(Dataset records on visual material)
^^^^^^^^
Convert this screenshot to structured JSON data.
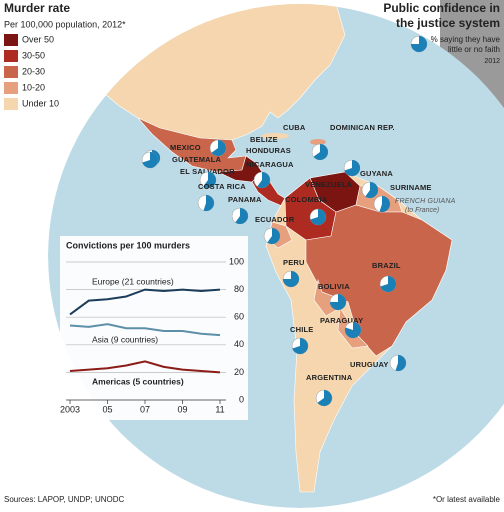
{
  "header": {
    "title": "Murder rate",
    "subtitle": "Per 100,000 population, 2012*",
    "right_title_lines": [
      "Public confidence in",
      "the justice system"
    ],
    "pie_note_lines": [
      "% saying they have",
      "little or no faith"
    ],
    "pie_year": "2012"
  },
  "legend": [
    {
      "label": "Over 50",
      "color": "#7a1512"
    },
    {
      "label": "30-50",
      "color": "#ad2b20"
    },
    {
      "label": "20-30",
      "color": "#c8654a"
    },
    {
      "label": "10-20",
      "color": "#e6a07e"
    },
    {
      "label": "Under 10",
      "color": "#f6d6ae"
    }
  ],
  "map": {
    "countries": [
      {
        "label": "MEXICO",
        "no_faith": 70
      },
      {
        "label": "CUBA"
      },
      {
        "label": "BELIZE"
      },
      {
        "label": "GUATEMALA",
        "no_faith": 65
      },
      {
        "label": "HONDURAS",
        "no_faith": 70
      },
      {
        "label": "EL SALVADOR",
        "no_faith": 60
      },
      {
        "label": "NICARAGUA",
        "no_faith": 60
      },
      {
        "label": "COSTA RICA",
        "no_faith": 55
      },
      {
        "label": "PANAMA",
        "no_faith": 60
      },
      {
        "label": "DOMINICAN REP.",
        "no_faith": 65
      },
      {
        "label": "VENEZUELA",
        "no_faith": 70
      },
      {
        "label": "COLOMBIA",
        "no_faith": 70
      },
      {
        "label": "GUYANA",
        "no_faith": 60
      },
      {
        "label": "SURINAME",
        "no_faith": 55
      },
      {
        "label": "FRENCH GUIANA",
        "note": "(to France)"
      },
      {
        "label": "ECUADOR",
        "no_faith": 60
      },
      {
        "label": "PERU",
        "no_faith": 75
      },
      {
        "label": "BRAZIL",
        "no_faith": 70
      },
      {
        "label": "BOLIVIA",
        "no_faith": 75
      },
      {
        "label": "PARAGUAY",
        "no_faith": 80
      },
      {
        "label": "CHILE",
        "no_faith": 70
      },
      {
        "label": "URUGUAY",
        "no_faith": 55
      },
      {
        "label": "ARGENTINA",
        "no_faith": 65
      }
    ]
  },
  "chart_data": {
    "type": "line",
    "title": "Convictions per 100 murders",
    "x": [
      2003,
      2004,
      2005,
      2006,
      2007,
      2008,
      2009,
      2010,
      2011
    ],
    "xlim": [
      2003,
      2011
    ],
    "xticks": [
      2003,
      {
        "value": 2005,
        "label": "05"
      },
      {
        "value": 2007,
        "label": "07"
      },
      {
        "value": 2009,
        "label": "09"
      },
      {
        "value": 2011,
        "label": "11"
      }
    ],
    "ylim": [
      0,
      100
    ],
    "yticks": [
      0,
      20,
      40,
      60,
      80,
      100
    ],
    "grid": true,
    "series": [
      {
        "name": "Europe (21 countries)",
        "color": "#1b3d5a",
        "values": [
          62,
          72,
          73,
          75,
          80,
          79,
          80,
          79,
          80
        ]
      },
      {
        "name": "Asia (9 countries)",
        "color": "#5d8fa9",
        "values": [
          54,
          53,
          55,
          52,
          52,
          50,
          50,
          48,
          47
        ]
      },
      {
        "name": "Americas (5 countries)",
        "color": "#8c1c18",
        "values": [
          21,
          22,
          23,
          25,
          28,
          24,
          22,
          21,
          20
        ]
      }
    ]
  },
  "footer": {
    "sources": "Sources: LAPOP, UNDP; UNODC",
    "footnote": "*Or latest available"
  }
}
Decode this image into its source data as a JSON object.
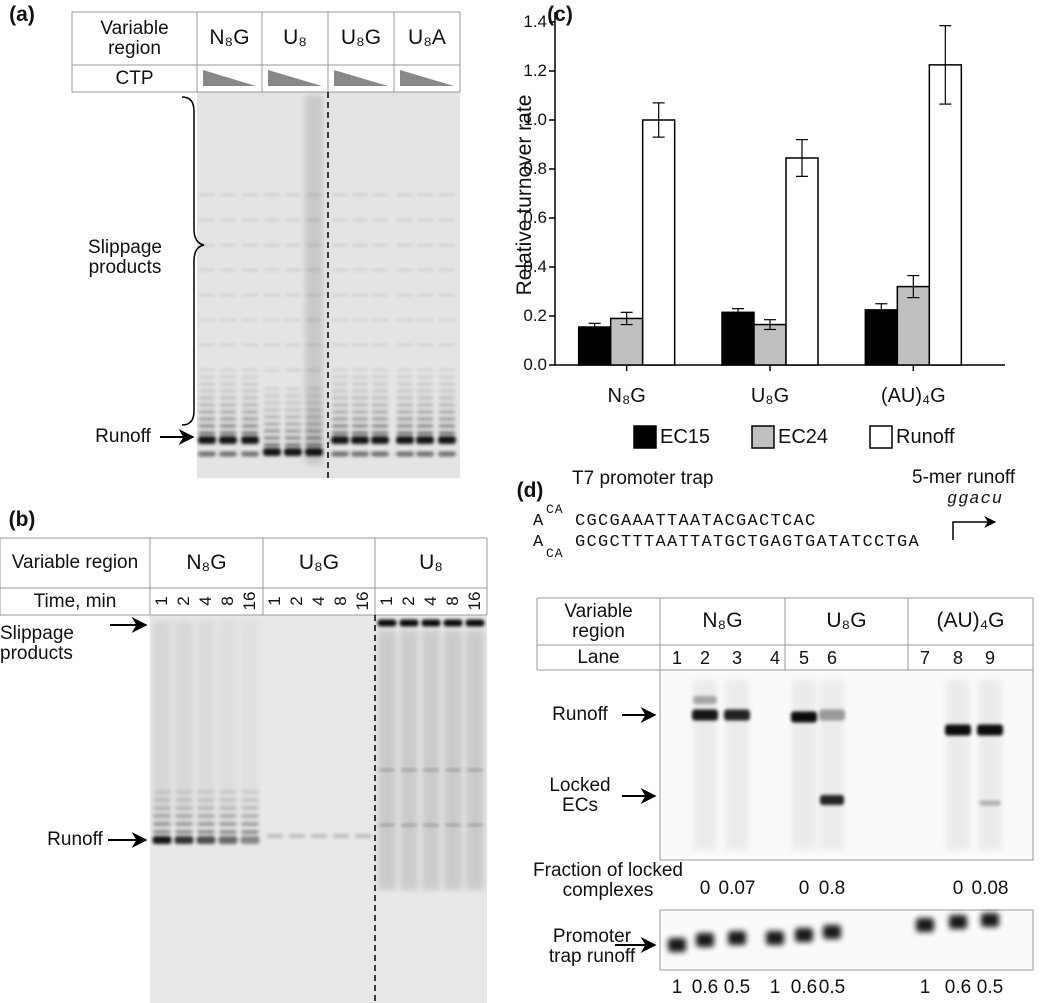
{
  "panel_a": {
    "label": "(a)",
    "header": [
      "Variable region",
      "N₈G",
      "U₈",
      "U₈G",
      "U₈A"
    ],
    "row2_label": "CTP",
    "slippage": "Slippage products",
    "runoff": "Runoff"
  },
  "panel_b": {
    "label": "(b)",
    "header": [
      "Variable region",
      "N₈G",
      "U₈G",
      "U₈"
    ],
    "time_label": "Time, min",
    "lanes": [
      1,
      2,
      4,
      8,
      16,
      1,
      2,
      4,
      8,
      16,
      1,
      2,
      4,
      8,
      16
    ],
    "slippage": "Slippage products",
    "runoff": "Runoff"
  },
  "chart_data": {
    "type": "bar",
    "label": "(c)",
    "y_label": "Relative turnover rate",
    "categories": [
      "N₈G",
      "U₈G",
      "(AU)₄G"
    ],
    "series": [
      {
        "name": "EC15",
        "color": "#000000",
        "values": [
          0.155,
          0.215,
          0.225
        ],
        "errors": [
          0.015,
          0.015,
          0.025
        ]
      },
      {
        "name": "EC24",
        "color": "#c0c0c0",
        "values": [
          0.19,
          0.165,
          0.32
        ],
        "errors": [
          0.025,
          0.02,
          0.045
        ]
      },
      {
        "name": "Runoff",
        "color": "#ffffff",
        "values": [
          1.0,
          0.845,
          1.225
        ],
        "errors": [
          0.07,
          0.075,
          0.16
        ]
      }
    ],
    "ylim": [
      0,
      1.4
    ],
    "yticks": [
      {
        "value": 0,
        "label": "0.0"
      },
      0.2,
      0.4,
      0.6,
      0.8,
      {
        "value": 1,
        "label": "1.0"
      },
      1.2,
      1.4
    ],
    "legend": "bottom"
  },
  "panel_d": {
    "label": "(d)",
    "promoter_label": "T7 promoter trap",
    "runoff_label": "5-mer runoff",
    "runoff_seq": "ggacu",
    "seq_top": {
      "prefix": "A",
      "loop": "CA",
      "sequence": "CGCGAAATTAATACGACTCAC"
    },
    "seq_bottom": {
      "prefix": "A",
      "loop": "CA",
      "sequence": "GCGCTTTAATTATGCTGAGTGATATCCTGA"
    },
    "header": [
      "Variable region",
      "N₈G",
      "U₈G",
      "(AU)₄G"
    ],
    "lane_label": "Lane",
    "lanes": [
      1,
      2,
      3,
      4,
      5,
      6,
      7,
      8,
      9
    ],
    "runoff": "Runoff",
    "locked": "Locked ECs",
    "fraction_label": "Fraction of locked complexes",
    "fractions": [
      0,
      0.07,
      0,
      0.8,
      0,
      0.08
    ],
    "trap_label": "Promoter trap runoff",
    "trap_values": [
      1,
      0.6,
      0.5,
      1,
      0.6,
      0.5,
      1,
      0.6,
      0.5
    ]
  }
}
^^^^^^^^
> _DIRECTION_:
The data should be printed again unchanged; leave its pictures out.

> _ANSWER TO THIS PROBLEM_:
Convert this screenshot to structured JSON data.
{
  "header": {
    "title": "Murder rate",
    "subtitle": "Per 100,000 population, 2012*",
    "right_title_lines": [
      "Public confidence in",
      "the justice system"
    ],
    "pie_note_lines": [
      "% saying they have",
      "little or no faith"
    ],
    "pie_year": "2012"
  },
  "legend": [
    {
      "label": "Over 50",
      "color": "#7a1512"
    },
    {
      "label": "30-50",
      "color": "#ad2b20"
    },
    {
      "label": "20-30",
      "color": "#c8654a"
    },
    {
      "label": "10-20",
      "color": "#e6a07e"
    },
    {
      "label": "Under 10",
      "color": "#f6d6ae"
    }
  ],
  "map": {
    "countries": [
      {
        "label": "MEXICO",
        "no_faith": 70
      },
      {
        "label": "CUBA"
      },
      {
        "label": "BELIZE"
      },
      {
        "label": "GUATEMALA",
        "no_faith": 65
      },
      {
        "label": "HONDURAS",
        "no_faith": 70
      },
      {
        "label": "EL SALVADOR",
        "no_faith": 60
      },
      {
        "label": "NICARAGUA",
        "no_faith": 60
      },
      {
        "label": "COSTA RICA",
        "no_faith": 55
      },
      {
        "label": "PANAMA",
        "no_faith": 60
      },
      {
        "label": "DOMINICAN REP.",
        "no_faith": 65
      },
      {
        "label": "VENEZUELA",
        "no_faith": 70
      },
      {
        "label": "COLOMBIA",
        "no_faith": 70
      },
      {
        "label": "GUYANA",
        "no_faith": 60
      },
      {
        "label": "SURINAME",
        "no_faith": 55
      },
      {
        "label": "FRENCH GUIANA",
        "note": "(to France)"
      },
      {
        "label": "ECUADOR",
        "no_faith": 60
      },
      {
        "label": "PERU",
        "no_faith": 75
      },
      {
        "label": "BRAZIL",
        "no_faith": 70
      },
      {
        "label": "BOLIVIA",
        "no_faith": 75
      },
      {
        "label": "PARAGUAY",
        "no_faith": 80
      },
      {
        "label": "CHILE",
        "no_faith": 70
      },
      {
        "label": "URUGUAY",
        "no_faith": 55
      },
      {
        "label": "ARGENTINA",
        "no_faith": 65
      }
    ]
  },
  "chart_data": {
    "type": "line",
    "title": "Convictions per 100 murders",
    "x": [
      2003,
      2004,
      2005,
      2006,
      2007,
      2008,
      2009,
      2010,
      2011
    ],
    "xlim": [
      2003,
      2011
    ],
    "xticks": [
      2003,
      {
        "value": 2005,
        "label": "05"
      },
      {
        "value": 2007,
        "label": "07"
      },
      {
        "value": 2009,
        "label": "09"
      },
      {
        "value": 2011,
        "label": "11"
      }
    ],
    "ylim": [
      0,
      100
    ],
    "yticks": [
      0,
      20,
      40,
      60,
      80,
      100
    ],
    "grid": true,
    "series": [
      {
        "name": "Europe (21 countries)",
        "color": "#1b3d5a",
        "values": [
          62,
          72,
          73,
          75,
          80,
          79,
          80,
          79,
          80
        ]
      },
      {
        "name": "Asia (9 countries)",
        "color": "#5d8fa9",
        "values": [
          54,
          53,
          55,
          52,
          52,
          50,
          50,
          48,
          47
        ]
      },
      {
        "name": "Americas (5 countries)",
        "color": "#8c1c18",
        "values": [
          21,
          22,
          23,
          25,
          28,
          24,
          22,
          21,
          20
        ]
      }
    ]
  },
  "footer": {
    "sources": "Sources: LAPOP, UNDP; UNODC",
    "footnote": "*Or latest available"
  }
}
Decode this image into its source data as a JSON object.
{
  "panel_a": {
    "label": "(a)",
    "header": [
      "Variable region",
      "N₈G",
      "U₈",
      "U₈G",
      "U₈A"
    ],
    "row2_label": "CTP",
    "slippage": "Slippage products",
    "runoff": "Runoff"
  },
  "panel_b": {
    "label": "(b)",
    "header": [
      "Variable region",
      "N₈G",
      "U₈G",
      "U₈"
    ],
    "time_label": "Time, min",
    "lanes": [
      1,
      2,
      4,
      8,
      16,
      1,
      2,
      4,
      8,
      16,
      1,
      2,
      4,
      8,
      16
    ],
    "slippage": "Slippage products",
    "runoff": "Runoff"
  },
  "chart_data": {
    "type": "bar",
    "label": "(c)",
    "y_label": "Relative turnover rate",
    "categories": [
      "N₈G",
      "U₈G",
      "(AU)₄G"
    ],
    "series": [
      {
        "name": "EC15",
        "color": "#000000",
        "values": [
          0.155,
          0.215,
          0.225
        ],
        "errors": [
          0.015,
          0.015,
          0.025
        ]
      },
      {
        "name": "EC24",
        "color": "#c0c0c0",
        "values": [
          0.19,
          0.165,
          0.32
        ],
        "errors": [
          0.025,
          0.02,
          0.045
        ]
      },
      {
        "name": "Runoff",
        "color": "#ffffff",
        "values": [
          1.0,
          0.845,
          1.225
        ],
        "errors": [
          0.07,
          0.075,
          0.16
        ]
      }
    ],
    "ylim": [
      0,
      1.4
    ],
    "yticks": [
      {
        "value": 0,
        "label": "0.0"
      },
      0.2,
      0.4,
      0.6,
      0.8,
      {
        "value": 1,
        "label": "1.0"
      },
      1.2,
      1.4
    ],
    "legend": "bottom"
  },
  "panel_d": {
    "label": "(d)",
    "promoter_label": "T7 promoter trap",
    "runoff_label": "5-mer runoff",
    "runoff_seq": "ggacu",
    "seq_top": {
      "prefix": "A",
      "loop": "CA",
      "sequence": "CGCGAAATTAATACGACTCAC"
    },
    "seq_bottom": {
      "prefix": "A",
      "loop": "CA",
      "sequence": "GCGCTTTAATTATGCTGAGTGATATCCTGA"
    },
    "header": [
      "Variable region",
      "N₈G",
      "U₈G",
      "(AU)₄G"
    ],
    "lane_label": "Lane",
    "lanes": [
      1,
      2,
      3,
      4,
      5,
      6,
      7,
      8,
      9
    ],
    "runoff": "Runoff",
    "locked": "Locked ECs",
    "fraction_label": "Fraction of locked complexes",
    "fractions": [
      0,
      0.07,
      0,
      0.8,
      0,
      0.08
    ],
    "trap_label": "Promoter trap runoff",
    "trap_values": [
      1,
      0.6,
      0.5,
      1,
      0.6,
      0.5,
      1,
      0.6,
      0.5
    ]
  }
}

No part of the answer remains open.